>>

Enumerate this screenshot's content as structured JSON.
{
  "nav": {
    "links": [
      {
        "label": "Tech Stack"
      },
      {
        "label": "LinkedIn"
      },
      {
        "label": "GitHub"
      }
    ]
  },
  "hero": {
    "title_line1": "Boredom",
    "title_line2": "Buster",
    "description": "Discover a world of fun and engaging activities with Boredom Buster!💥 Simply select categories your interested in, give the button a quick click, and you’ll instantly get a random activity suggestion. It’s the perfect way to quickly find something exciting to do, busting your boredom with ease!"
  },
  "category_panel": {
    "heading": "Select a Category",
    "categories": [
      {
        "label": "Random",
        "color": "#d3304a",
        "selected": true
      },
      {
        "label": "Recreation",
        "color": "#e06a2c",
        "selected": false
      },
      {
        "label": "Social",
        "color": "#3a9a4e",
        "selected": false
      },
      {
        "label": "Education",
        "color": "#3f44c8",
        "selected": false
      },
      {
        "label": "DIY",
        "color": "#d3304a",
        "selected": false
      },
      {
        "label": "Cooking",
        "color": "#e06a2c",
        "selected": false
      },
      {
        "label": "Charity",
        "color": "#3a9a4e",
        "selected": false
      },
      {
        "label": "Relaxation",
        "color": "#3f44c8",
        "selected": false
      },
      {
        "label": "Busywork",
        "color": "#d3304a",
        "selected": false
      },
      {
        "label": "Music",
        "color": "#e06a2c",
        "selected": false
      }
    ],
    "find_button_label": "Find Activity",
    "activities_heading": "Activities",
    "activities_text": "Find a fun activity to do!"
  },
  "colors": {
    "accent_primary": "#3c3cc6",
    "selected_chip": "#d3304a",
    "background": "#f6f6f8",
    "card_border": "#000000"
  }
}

<<

▶ _EXERCISE_: Transcribe all of the lines in the records precisely.

▶ _EXERCISE RESULT_:
Enumerate this screenshot's content as structured JSON.
{
  "nav": {
    "links": [
      {
        "label": "Tech Stack"
      },
      {
        "label": "LinkedIn"
      },
      {
        "label": "GitHub"
      }
    ]
  },
  "hero": {
    "title_line1": "Boredom",
    "title_line2": "Buster",
    "description": "Discover a world of fun and engaging activities with Boredom Buster!💥 Simply select categories your interested in, give the button a quick click, and you’ll instantly get a random activity suggestion. It’s the perfect way to quickly find something exciting to do, busting your boredom with ease!"
  },
  "category_panel": {
    "heading": "Select a Category",
    "categories": [
      {
        "label": "Random",
        "color": "#d3304a",
        "selected": true
      },
      {
        "label": "Recreation",
        "color": "#e06a2c",
        "selected": false
      },
      {
        "label": "Social",
        "color": "#3a9a4e",
        "selected": false
      },
      {
        "label": "Education",
        "color": "#3f44c8",
        "selected": false
      },
      {
        "label": "DIY",
        "color": "#d3304a",
        "selected": false
      },
      {
        "label": "Cooking",
        "color": "#e06a2c",
        "selected": false
      },
      {
        "label": "Charity",
        "color": "#3a9a4e",
        "selected": false
      },
      {
        "label": "Relaxation",
        "color": "#3f44c8",
        "selected": false
      },
      {
        "label": "Busywork",
        "color": "#d3304a",
        "selected": false
      },
      {
        "label": "Music",
        "color": "#e06a2c",
        "selected": false
      }
    ],
    "find_button_label": "Find Activity",
    "activities_heading": "Activities",
    "activities_text": "Find a fun activity to do!"
  },
  "colors": {
    "accent_primary": "#3c3cc6",
    "selected_chip": "#d3304a",
    "background": "#f6f6f8",
    "card_border": "#000000"
  }
}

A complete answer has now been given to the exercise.